▸ EXTRACTED DATA
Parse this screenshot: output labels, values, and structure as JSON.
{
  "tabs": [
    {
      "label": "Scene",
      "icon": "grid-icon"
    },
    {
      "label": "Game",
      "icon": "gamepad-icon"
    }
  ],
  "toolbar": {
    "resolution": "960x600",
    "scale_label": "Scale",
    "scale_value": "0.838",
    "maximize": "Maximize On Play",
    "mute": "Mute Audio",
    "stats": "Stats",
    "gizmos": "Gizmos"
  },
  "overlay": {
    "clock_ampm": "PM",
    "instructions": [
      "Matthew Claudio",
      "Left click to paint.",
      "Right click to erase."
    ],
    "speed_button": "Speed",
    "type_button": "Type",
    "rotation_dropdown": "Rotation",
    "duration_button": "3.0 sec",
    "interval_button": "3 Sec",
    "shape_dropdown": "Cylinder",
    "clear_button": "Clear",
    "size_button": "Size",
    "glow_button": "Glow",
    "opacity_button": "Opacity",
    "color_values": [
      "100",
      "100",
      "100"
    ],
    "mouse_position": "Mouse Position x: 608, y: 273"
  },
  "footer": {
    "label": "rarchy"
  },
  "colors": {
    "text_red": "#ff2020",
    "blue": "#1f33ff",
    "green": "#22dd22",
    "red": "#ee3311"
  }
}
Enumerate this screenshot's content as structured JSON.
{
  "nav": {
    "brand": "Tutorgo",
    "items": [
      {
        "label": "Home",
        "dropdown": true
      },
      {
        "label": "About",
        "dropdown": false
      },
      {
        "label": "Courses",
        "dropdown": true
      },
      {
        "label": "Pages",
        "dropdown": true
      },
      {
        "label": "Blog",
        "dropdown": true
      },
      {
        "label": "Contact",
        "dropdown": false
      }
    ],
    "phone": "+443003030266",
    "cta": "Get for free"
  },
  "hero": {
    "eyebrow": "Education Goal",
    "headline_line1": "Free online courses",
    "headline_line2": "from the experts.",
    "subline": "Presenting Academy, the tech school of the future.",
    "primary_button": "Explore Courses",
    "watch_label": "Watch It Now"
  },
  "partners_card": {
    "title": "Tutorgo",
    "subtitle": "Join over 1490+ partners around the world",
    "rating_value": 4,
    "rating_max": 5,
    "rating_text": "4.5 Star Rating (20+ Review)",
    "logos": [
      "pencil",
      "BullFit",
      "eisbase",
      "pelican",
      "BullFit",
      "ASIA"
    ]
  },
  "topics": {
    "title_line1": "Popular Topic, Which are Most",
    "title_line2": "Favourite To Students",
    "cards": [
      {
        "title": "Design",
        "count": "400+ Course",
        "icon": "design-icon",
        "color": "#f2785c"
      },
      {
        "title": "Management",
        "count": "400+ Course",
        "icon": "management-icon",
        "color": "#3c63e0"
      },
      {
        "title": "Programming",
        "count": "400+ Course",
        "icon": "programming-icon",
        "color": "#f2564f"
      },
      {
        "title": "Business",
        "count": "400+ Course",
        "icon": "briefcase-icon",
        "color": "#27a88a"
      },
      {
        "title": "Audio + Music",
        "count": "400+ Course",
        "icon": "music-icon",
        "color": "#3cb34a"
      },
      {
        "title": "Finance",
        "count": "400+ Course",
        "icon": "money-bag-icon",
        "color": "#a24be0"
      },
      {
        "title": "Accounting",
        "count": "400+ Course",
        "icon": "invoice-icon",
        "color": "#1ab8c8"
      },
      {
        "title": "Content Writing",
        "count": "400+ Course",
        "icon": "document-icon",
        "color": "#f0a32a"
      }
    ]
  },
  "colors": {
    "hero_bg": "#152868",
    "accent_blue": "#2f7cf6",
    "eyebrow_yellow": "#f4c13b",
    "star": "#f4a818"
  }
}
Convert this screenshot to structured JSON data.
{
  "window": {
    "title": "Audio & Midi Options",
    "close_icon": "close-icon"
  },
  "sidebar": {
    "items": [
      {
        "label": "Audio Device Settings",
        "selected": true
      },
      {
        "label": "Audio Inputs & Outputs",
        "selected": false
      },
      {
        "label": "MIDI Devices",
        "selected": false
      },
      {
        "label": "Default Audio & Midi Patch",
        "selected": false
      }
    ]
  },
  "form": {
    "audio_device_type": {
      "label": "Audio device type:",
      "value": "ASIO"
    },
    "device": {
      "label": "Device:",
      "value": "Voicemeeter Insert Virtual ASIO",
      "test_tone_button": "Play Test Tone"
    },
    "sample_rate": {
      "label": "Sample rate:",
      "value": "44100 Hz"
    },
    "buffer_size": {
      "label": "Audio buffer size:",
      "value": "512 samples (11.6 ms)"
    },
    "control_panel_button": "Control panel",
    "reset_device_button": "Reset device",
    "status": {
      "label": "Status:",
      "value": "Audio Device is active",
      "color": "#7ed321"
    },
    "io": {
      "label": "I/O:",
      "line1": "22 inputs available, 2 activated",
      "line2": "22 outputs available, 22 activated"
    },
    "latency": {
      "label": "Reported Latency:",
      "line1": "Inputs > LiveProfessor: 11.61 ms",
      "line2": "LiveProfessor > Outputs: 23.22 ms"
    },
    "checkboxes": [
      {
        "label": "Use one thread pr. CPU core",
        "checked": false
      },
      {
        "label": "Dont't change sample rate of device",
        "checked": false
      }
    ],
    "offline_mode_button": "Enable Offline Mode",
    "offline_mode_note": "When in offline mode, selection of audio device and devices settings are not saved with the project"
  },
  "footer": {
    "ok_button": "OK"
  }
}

▸ EXERCISE
Only lines that contain the word "LiveProfessor" are wanted; copy each of them.

▸ FULL ANSWER
      "line1": "Inputs > LiveProfessor: 11.61 ms",
      "line2": "LiveProfessor > Outputs: 23.22 ms"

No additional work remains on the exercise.